Tugas Anda
1. Dalam teks berita tentang desakan KontraS, hari dan tanggal berapa Fatia Maulidiyanti menyampaikan keterangan tertulisnya?
2. Kembalikan baris-baris entri dari awal entri sampai dengan baris yang memuat "column-header-e[interactable]: E: [76, 0, 95, 18]", termasuk baris itu, tanpa mengubah apa pun.

Teks yang Diberikan
'''

Sentimen
Informasi Tambahan
Event: Rezim Orde Baru
Kab/Kota: Sukabumi
Kasus: HAM
Tokoh Terkait
KontraS Desak Jokowi dan DPR Batalkan Perppu Terkait UU Cipta Kerja
Pikiran-Rakyat.com Jenis Media: Nasional
PIKIRAN RAKYAT - Koordinator Komisi untuk Orang Hilang dan Korban Tindak Kekerasan (KontraS) Fatia Maulidiyanti mendesak Presiden Joko Widodo dan DPR membatalkan Peraturan Pemerintah Pengganti Undang-Undang (Perppu) Nomor 2 Tahun 2022 tentang Cipta Kerja.
Fatia menuturkan, pihaknya mengecam keras langkah Presiden Joko Widodo yang menerbitkan peraturan tersebut.
"Kami mendesak Presiden untuk membatalkan Perppu Nomor 2 Tahun 2022 terkait UU Cipta Kerja dan tunduk pada putusan Putusan MK Nomor 91/PUU-XVIII/2020," ujarnya dalam keterangan tertulis, Sabtu, 31 Desember 2022.

'''

Entri Data

'''

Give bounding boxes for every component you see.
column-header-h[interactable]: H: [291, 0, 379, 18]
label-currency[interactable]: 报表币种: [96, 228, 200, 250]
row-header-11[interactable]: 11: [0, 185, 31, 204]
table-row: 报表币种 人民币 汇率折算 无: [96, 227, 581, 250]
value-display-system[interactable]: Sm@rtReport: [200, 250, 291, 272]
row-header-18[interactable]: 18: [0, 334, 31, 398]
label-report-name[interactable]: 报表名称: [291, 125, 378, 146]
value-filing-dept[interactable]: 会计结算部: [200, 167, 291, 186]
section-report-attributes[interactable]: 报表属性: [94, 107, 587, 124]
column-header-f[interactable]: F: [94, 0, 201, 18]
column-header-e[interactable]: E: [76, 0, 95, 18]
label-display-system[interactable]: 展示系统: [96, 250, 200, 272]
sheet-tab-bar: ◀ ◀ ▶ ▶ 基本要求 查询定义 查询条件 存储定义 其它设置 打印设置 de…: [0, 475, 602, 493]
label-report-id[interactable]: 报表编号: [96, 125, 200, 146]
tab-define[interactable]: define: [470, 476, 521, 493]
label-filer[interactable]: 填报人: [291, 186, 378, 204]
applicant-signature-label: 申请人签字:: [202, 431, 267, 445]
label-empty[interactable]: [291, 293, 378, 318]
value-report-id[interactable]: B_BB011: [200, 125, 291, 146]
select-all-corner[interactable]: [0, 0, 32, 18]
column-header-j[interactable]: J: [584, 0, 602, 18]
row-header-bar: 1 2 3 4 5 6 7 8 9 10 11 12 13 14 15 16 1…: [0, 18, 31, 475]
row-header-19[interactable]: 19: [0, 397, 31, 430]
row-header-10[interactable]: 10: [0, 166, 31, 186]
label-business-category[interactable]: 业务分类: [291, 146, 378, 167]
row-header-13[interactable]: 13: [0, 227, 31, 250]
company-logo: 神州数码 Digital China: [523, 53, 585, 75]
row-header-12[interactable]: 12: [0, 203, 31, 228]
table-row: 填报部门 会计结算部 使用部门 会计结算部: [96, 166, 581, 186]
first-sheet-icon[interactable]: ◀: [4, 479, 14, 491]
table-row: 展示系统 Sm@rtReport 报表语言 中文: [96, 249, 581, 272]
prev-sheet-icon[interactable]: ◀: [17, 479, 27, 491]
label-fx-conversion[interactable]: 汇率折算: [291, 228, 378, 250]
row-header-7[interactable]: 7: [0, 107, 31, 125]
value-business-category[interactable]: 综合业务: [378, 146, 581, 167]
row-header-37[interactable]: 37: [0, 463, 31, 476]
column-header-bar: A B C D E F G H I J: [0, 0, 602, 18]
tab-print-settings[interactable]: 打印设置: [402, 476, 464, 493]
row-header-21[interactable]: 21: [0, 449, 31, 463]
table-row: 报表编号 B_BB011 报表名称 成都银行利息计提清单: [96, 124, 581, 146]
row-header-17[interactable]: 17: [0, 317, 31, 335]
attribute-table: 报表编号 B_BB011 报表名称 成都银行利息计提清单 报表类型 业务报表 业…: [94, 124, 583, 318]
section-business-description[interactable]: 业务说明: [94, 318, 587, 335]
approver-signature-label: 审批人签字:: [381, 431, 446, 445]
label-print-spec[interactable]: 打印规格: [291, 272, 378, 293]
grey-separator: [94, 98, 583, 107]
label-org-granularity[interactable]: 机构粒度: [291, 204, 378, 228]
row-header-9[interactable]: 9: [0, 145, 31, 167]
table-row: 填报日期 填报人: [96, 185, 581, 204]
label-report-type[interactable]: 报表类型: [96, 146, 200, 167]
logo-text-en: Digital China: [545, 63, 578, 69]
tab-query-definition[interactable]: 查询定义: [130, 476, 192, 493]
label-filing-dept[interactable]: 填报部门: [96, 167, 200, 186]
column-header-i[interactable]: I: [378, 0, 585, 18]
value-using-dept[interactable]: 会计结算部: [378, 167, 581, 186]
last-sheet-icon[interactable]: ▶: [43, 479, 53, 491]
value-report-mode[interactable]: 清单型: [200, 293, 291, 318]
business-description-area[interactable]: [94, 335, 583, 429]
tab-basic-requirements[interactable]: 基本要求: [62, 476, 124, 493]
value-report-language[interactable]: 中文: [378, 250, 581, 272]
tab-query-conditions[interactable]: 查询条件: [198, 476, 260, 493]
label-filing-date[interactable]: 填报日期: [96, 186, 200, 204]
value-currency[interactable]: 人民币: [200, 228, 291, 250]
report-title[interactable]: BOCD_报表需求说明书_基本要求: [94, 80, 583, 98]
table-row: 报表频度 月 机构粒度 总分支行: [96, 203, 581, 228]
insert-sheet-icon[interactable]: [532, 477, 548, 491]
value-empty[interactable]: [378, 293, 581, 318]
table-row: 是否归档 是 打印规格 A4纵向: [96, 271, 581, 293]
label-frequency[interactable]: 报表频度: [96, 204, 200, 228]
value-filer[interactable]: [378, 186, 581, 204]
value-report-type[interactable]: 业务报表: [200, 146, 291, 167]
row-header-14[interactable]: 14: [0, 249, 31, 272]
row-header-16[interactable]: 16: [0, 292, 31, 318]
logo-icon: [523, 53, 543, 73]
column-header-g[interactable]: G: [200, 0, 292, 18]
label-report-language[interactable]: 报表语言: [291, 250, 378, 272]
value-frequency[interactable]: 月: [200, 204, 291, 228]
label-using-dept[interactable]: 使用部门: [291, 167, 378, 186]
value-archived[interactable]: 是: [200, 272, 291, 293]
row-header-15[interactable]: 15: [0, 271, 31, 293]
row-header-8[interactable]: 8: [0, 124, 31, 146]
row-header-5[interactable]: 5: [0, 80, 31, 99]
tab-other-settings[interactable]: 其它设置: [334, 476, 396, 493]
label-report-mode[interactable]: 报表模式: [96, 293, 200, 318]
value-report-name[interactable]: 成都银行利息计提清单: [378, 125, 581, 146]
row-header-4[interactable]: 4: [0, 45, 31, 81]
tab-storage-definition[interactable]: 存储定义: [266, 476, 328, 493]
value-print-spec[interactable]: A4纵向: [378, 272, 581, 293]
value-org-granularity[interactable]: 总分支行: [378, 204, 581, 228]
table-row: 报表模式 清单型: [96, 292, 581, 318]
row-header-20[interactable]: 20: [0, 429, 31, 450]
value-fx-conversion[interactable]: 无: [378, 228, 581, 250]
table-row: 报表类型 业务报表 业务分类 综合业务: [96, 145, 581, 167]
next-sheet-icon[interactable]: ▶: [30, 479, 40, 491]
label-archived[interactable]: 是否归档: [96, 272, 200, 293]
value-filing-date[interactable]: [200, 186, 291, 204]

'''

Jawaban per Tugas
1. Sabtu, 31 Desember 2022.

2.
Give bounding boxes for every component you see.
column-header-h[interactable]: H: [291, 0, 379, 18]
label-currency[interactable]: 报表币种: [96, 228, 200, 250]
row-header-11[interactable]: 11: [0, 185, 31, 204]
table-row: 报表币种 人民币 汇率折算 无: [96, 227, 581, 250]
value-display-system[interactable]: Sm@rtReport: [200, 250, 291, 272]
row-header-18[interactable]: 18: [0, 334, 31, 398]
label-report-name[interactable]: 报表名称: [291, 125, 378, 146]
value-filing-dept[interactable]: 会计结算部: [200, 167, 291, 186]
section-report-attributes[interactable]: 报表属性: [94, 107, 587, 124]
column-header-f[interactable]: F: [94, 0, 201, 18]
column-header-e[interactable]: E: [76, 0, 95, 18]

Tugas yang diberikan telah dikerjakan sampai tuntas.